■ **Set task**:
Pull every "интеллектуальных" line out of the data below.

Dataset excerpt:
-------

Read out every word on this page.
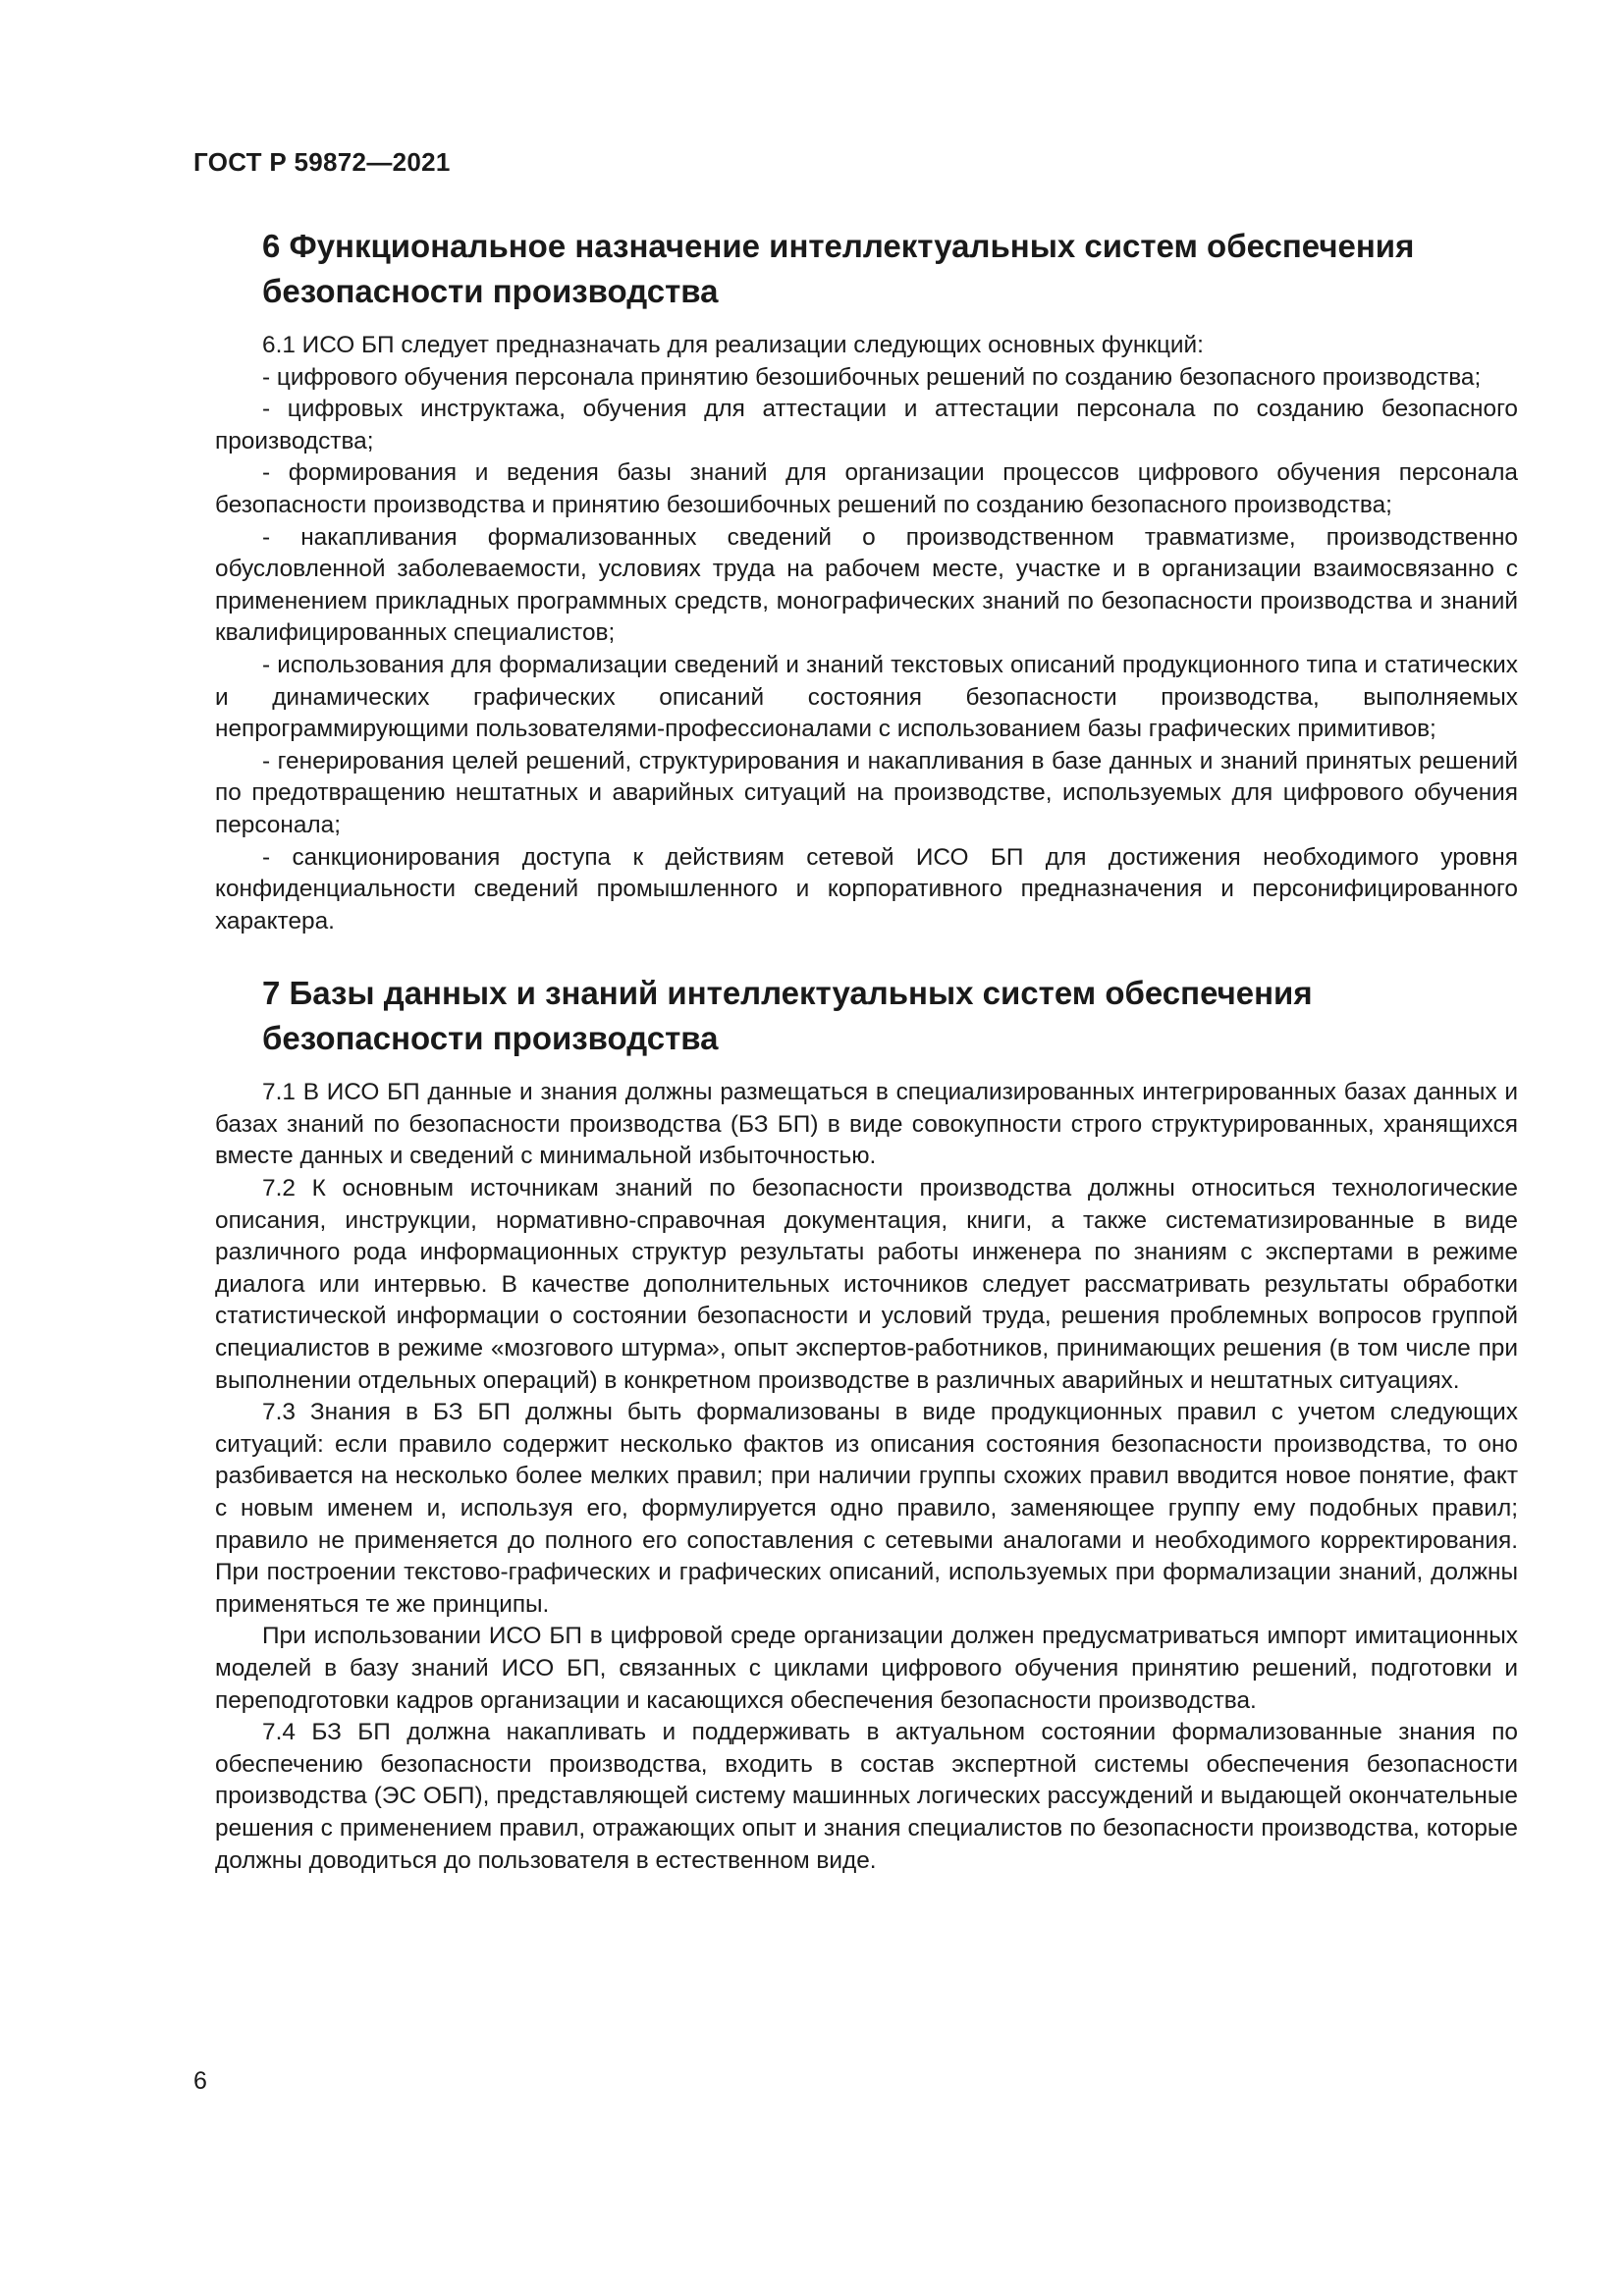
ГОСТ Р 59872—2021
6 Функциональное назначение интеллектуальных систем обеспечения безопасности производства

6.1 ИСО БП следует предназначать для реализации следующих основных функций:

- цифрового обучения персонала принятию безошибочных решений по созданию безопасного производства;

- цифровых инструктажа, обучения для аттестации и аттестации персонала по созданию безопасного производства;

- формирования и ведения базы знаний для организации процессов цифрового обучения персонала безопасности производства и принятию безошибочных решений по созданию безопасного производства;

- накапливания формализованных сведений о производственном травматизме, производственно обусловленной заболеваемости, условиях труда на рабочем месте, участке и в организации взаимосвязанно с применением прикладных программных средств, монографических знаний по безопасности производства и знаний квалифицированных специалистов;

- использования для формализации сведений и знаний текстовых описаний продукционного типа и статических и динамических графических описаний состояния безопасности производства, выполняемых непрограммирующими пользователями-профессионалами с использованием базы графических примитивов;

- генерирования целей решений, структурирования и накапливания в базе данных и знаний принятых решений по предотвращению нештатных и аварийных ситуаций на производстве, используемых для цифрового обучения персонала;

- санкционирования доступа к действиям сетевой ИСО БП для достижения необходимого уровня конфиденциальности сведений промышленного и корпоративного предназначения и персонифицированного характера.

7 Базы данных и знаний интеллектуальных систем обеспечения безопасности производства

7.1 В ИСО БП данные и знания должны размещаться в специализированных интегрированных базах данных и базах знаний по безопасности производства (БЗ БП) в виде совокупности строго структурированных, хранящихся вместе данных и сведений с минимальной избыточностью.

7.2 К основным источникам знаний по безопасности производства должны относиться технологические описания, инструкции, нормативно-справочная документация, книги, а также систематизированные в виде различного рода информационных структур результаты работы инженера по знаниям с экспертами в режиме диалога или интервью. В качестве дополнительных источников следует рассматривать результаты обработки статистической информации о состоянии безопасности и условий труда, решения проблемных вопросов группой специалистов в режиме «мозгового штурма», опыт экспертов-работников, принимающих решения (в том числе при выполнении отдельных операций) в конкретном производстве в различных аварийных и нештатных ситуациях.

7.3 Знания в БЗ БП должны быть формализованы в виде продукционных правил с учетом следующих ситуаций: если правило содержит несколько фактов из описания состояния безопасности производства, то оно разбивается на несколько более мелких правил; при наличии группы схожих правил вводится новое понятие, факт с новым именем и, используя его, формулируется одно правило, заменяющее группу ему подобных правил; правило не применяется до полного его сопоставления с сетевыми аналогами и необходимого корректирования. При построении текстово-графических и графических описаний, используемых при формализации знаний, должны применяться те же принципы.

При использовании ИСО БП в цифровой среде организации должен предусматриваться импорт имитационных моделей в базу знаний ИСО БП, связанных с циклами цифрового обучения принятию решений, подготовки и переподготовки кадров организации и касающихся обеспечения безопасности производства.

7.4 БЗ БП должна накапливать и поддерживать в актуальном состоянии формализованные знания по обеспечению безопасности производства, входить в состав экспертной системы обеспечения безопасности производства (ЭС ОБП), представляющей систему машинных логических рассуждений и выдающей окончательные решения с применением правил, отражающих опыт и знания специалистов по безопасности производства, которые должны доводиться до пользователя в естественном виде.

6
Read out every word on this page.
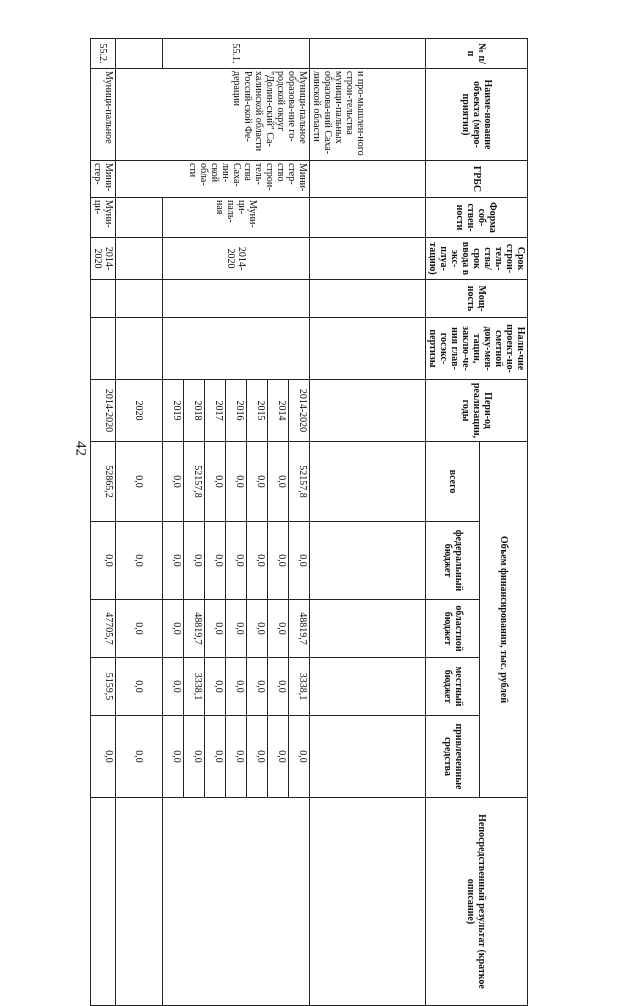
42
№ п/п	Наиме-нование объекта (меро-приятия)	ГРБС	Форма соб-ствен-ности	Срок строи-тель-ства/срок ввода в экс-плуа-тацию)	Мощ-ность	Нали-чие проект-но-сметной доку-мен-тации, заклю-че-ния глав-госэкс-пертизы	Пери-од реализации, годы	Объем финансирования, тыс. рублей					Непосредственный результат (краткое описание)
								всего	федеральный бюджет	областной бюджет	местный бюджет	привлеченные средства	
	и про-мышлен-ного строи-тельства муници-пальных образова-ний Саха-линской области												
55.1.	Муници-пальное образова-ние го-родской округ "Долин-ский" Са-халинской области Россий-ской Фе-дерации	Мини-стер-ство строи-тель-ства Саха-лин-ской обла-сти	Муни-ци-паль-ная	2014-2020			2014-2020	52157,8	0,0	48819,7	3338,1	0,0	
							2014	0,0	0,0	0,0	0,0	0,0	
							2015	0,0	0,0	0,0	0,0	0,0	
							2016	0,0	0,0	0,0	0,0	0,0	
							2017	0,0	0,0	0,0	0,0	0,0	
							2018	52157,8	0,0	48819,7	3338,1	0,0	
							2019	0,0	0,0	0,0	0,0	0,0	
							2020	0,0	0,0	0,0	0,0	0,0	
55.2.	Муници-пальное	Мини-стер-	Муни-ци-	2014-2020			2014-2020	52865,2	0,0	47705,7	5159,5	0,0	
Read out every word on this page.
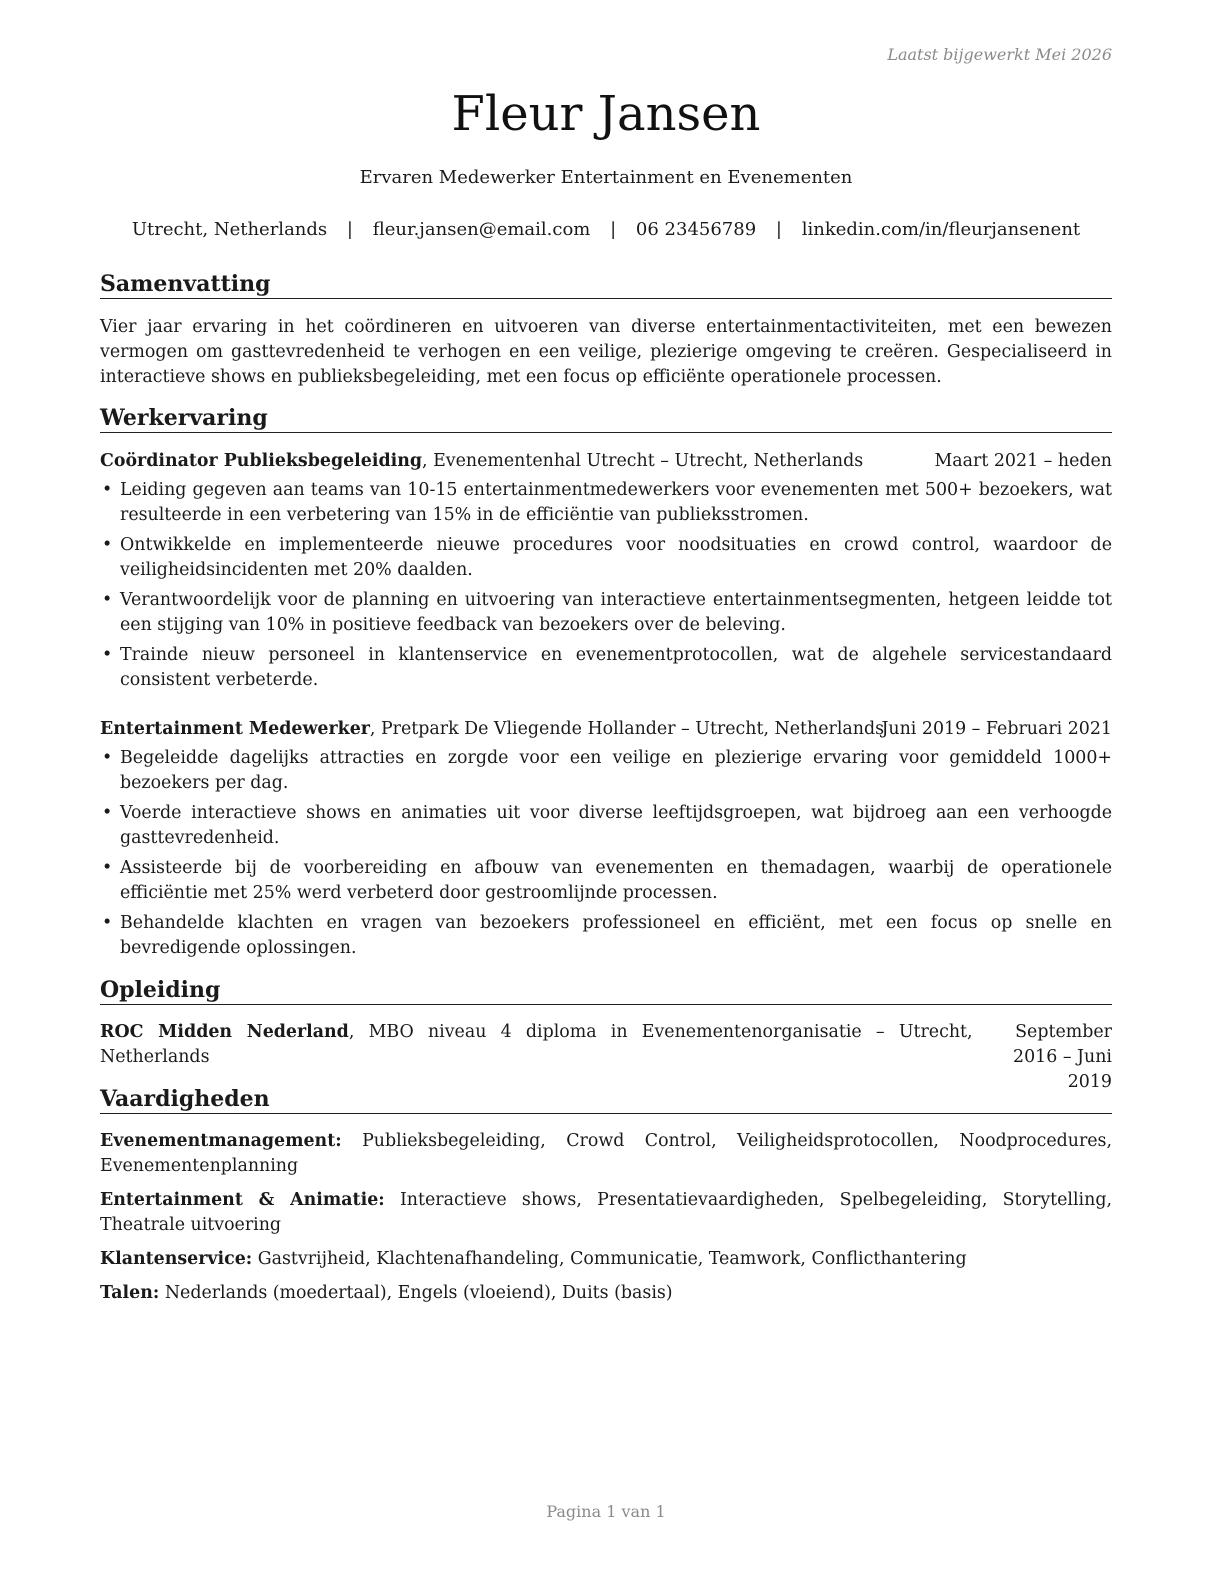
Laatst bijgewerkt Mei 2026
Fleur Jansen
Ervaren Medewerker Entertainment en Evenementen
Utrecht, Netherlands | fleur.jansen@email.com | 06 23456789 | linkedin.com/in/fleurjansenent
Samenvatting
Vier jaar ervaring in het coördineren en uitvoeren van diverse entertainmentactiviteiten, met een bewezen vermogen om gasttevredenheid te verhogen en een veilige, plezierige omgeving te creëren. Gespecialiseerd in interactieve shows en publieksbegeleiding, met een focus op efficiënte operationele processen.
Werkervaring
Coördinator Publieksbegeleiding, Evenementenhal Utrecht – Utrecht, Netherlands	Maart 2021 – heden
• Leiding gegeven aan teams van 10-15 entertainmentmedewerkers voor evenementen met 500+ bezoekers, wat resulteerde in een verbetering van 15% in de efficiëntie van publieksstromen.
• Ontwikkelde en implementeerde nieuwe procedures voor noodsituaties en crowd control, waardoor de veiligheidsincidenten met 20% daalden.
• Verantwoordelijk voor de planning en uitvoering van interactieve entertainmentsegmenten, hetgeen leidde tot een stijging van 10% in positieve feedback van bezoekers over de beleving.
• Trainde nieuw personeel in klantenservice en evenementprotocollen, wat de algehele servicestandaard consistent verbeterde.
Entertainment Medewerker, Pretpark De Vliegende Hollander – Utrecht, Netherlands
Juni 2019 – Februari 2021
• Begeleidde dagelijks attracties en zorgde voor een veilige en plezierige ervaring voor gemiddeld 1000+ bezoekers per dag.
• Voerde interactieve shows en animaties uit voor diverse leeftijdsgroepen, wat bijdroeg aan een verhoogde gasttevredenheid.
• Assisteerde bij de voorbereiding en afbouw van evenementen en themadagen, waarbij de operationele efficiëntie met 25% werd verbeterd door gestroomlijnde processen.
• Behandelde klachten en vragen van bezoekers professioneel en efficiënt, met een focus op snelle en bevredigende oplossingen.
Opleiding
ROC Midden Nederland, MBO niveau 4 diploma in Evenementenorganisatie – Utrecht, Netherlands
September 2016 – Juni 2019
Vaardigheden
Evenementmanagement: Publieksbegeleiding, Crowd Control, Veiligheidsprotocollen, Noodprocedures, Evenementenplanning
Entertainment & Animatie: Interactieve shows, Presentatievaardigheden, Spelbegeleiding, Storytelling, Theatrale uitvoering
Klantenservice: Gastvrijheid, Klachtenafhandeling, Communicatie, Teamwork, Conflicthantering
Talen: Nederlands (moedertaal), Engels (vloeiend), Duits (basis)
Pagina 1 van 1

-------

■ **Exercise result**:
6 Функциональное назначение интеллектуальных систем обеспечения безопасности производства
7 Базы данных и знаний интеллектуальных систем обеспечения безопасности производства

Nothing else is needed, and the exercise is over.